Cole Townsend, Software Designer

How to Do Bulk Updates with References in Sanity

I had a hard time figuring out how to handle bulk updates (patches) for articles in Sanity. While there is documentation about modifying general arrays and text fields, there was nothing about modifying related fields in bulk.

Through a bit of trial and error I figured out that it was relatively similar to a create call.

The safest way to make a bulk update is using transactions. Set up your async function with by calling sanityClient.transaction(). You can then chain all your patch modifications together thanks to the Sanity client.

transaction.patch(article._id, (p) => {
return p.insert("after", "tags[-1]", [ITEM_REF]);
});

In the snippet above I am adding a predefined relational reference at the end of the array field.

Commonly you won’t need to modify all of your articles. Below is a simple example of how you can tag articles containing a keyword by running a patch transaction using the Sanity client.

sanityClient.ts
import { createClient } from "@sanity/client";
const sanityClient = createClient({
projectId: "<YOUR_PROJECT_ID>",
dataset: "production", # this may change depending on what you named it
useCdn: false,
apiVersion: "2023-09-28",
token:
"<YOUR TOKEN HERE>",
});
export default sanityClient;

Now import the Sanity client.
---+---
*TASK ITEM*
Please extract the part of the article on bulk updates in Sanity from "Commonly you won’t" to "using the Sanity client.", word for word.

Saved entries
---+---
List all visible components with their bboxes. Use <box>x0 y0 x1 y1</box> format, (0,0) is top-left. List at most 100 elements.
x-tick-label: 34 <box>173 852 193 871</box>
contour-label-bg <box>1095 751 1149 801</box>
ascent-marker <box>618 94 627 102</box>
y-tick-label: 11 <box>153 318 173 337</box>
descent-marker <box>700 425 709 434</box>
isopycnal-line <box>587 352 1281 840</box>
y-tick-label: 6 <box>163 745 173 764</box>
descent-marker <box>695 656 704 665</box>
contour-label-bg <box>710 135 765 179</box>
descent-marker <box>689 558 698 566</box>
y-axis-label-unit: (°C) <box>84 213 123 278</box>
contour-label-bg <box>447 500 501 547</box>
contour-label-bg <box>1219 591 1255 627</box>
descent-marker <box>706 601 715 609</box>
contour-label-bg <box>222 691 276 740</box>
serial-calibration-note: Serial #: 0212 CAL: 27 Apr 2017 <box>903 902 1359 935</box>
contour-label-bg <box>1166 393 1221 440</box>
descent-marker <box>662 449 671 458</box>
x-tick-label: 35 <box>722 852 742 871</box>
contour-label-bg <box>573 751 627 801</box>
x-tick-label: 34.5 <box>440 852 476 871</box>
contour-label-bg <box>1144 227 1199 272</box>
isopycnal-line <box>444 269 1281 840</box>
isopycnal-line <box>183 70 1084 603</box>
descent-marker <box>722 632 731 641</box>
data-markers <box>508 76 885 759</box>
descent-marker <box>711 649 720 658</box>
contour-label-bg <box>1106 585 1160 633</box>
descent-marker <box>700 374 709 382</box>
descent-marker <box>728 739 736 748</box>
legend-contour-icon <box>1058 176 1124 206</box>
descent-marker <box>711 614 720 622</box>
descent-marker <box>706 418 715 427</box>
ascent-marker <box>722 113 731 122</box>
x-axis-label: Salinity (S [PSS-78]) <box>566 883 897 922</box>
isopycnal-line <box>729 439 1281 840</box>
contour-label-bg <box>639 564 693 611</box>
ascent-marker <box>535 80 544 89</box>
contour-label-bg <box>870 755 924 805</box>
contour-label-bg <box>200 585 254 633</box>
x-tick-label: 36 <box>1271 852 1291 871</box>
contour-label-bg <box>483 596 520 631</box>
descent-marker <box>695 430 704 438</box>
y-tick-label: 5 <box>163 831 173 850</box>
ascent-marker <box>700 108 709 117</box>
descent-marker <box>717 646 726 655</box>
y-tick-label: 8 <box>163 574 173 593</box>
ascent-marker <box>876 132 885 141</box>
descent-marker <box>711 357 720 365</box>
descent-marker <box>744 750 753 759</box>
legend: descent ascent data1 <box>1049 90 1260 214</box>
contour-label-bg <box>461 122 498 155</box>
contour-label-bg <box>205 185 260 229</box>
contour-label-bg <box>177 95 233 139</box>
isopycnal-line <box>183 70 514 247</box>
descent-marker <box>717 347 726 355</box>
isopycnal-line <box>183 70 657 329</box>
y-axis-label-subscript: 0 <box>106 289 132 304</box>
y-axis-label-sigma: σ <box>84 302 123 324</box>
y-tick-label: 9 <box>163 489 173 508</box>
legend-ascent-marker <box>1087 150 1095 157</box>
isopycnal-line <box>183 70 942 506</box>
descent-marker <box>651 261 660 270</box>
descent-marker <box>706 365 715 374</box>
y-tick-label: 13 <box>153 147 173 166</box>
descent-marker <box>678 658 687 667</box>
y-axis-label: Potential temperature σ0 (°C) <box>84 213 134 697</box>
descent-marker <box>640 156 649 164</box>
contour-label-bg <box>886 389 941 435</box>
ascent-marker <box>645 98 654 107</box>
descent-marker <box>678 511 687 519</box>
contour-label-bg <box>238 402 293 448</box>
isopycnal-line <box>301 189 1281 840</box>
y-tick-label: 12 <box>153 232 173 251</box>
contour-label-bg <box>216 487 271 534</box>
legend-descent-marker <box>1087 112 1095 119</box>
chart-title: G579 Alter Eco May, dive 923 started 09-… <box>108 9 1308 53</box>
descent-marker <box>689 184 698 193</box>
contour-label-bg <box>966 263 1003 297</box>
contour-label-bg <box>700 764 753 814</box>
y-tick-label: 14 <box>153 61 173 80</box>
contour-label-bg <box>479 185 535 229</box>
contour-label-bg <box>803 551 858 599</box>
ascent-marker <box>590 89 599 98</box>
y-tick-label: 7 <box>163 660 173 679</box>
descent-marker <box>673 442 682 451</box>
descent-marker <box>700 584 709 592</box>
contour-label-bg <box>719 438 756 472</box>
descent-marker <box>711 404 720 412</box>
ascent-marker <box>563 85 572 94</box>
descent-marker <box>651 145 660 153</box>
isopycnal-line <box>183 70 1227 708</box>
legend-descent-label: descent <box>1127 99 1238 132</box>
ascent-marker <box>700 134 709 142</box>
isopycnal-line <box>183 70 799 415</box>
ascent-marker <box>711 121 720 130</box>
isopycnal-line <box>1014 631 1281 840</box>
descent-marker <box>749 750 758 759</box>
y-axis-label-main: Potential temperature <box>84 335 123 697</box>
---+---
*SOLVED PROBLEM*
Commonly you won’t need to modify all of your articles. Below is a simple example of how you can tag articles containing a keyword by running a patch transaction using the Sanity client.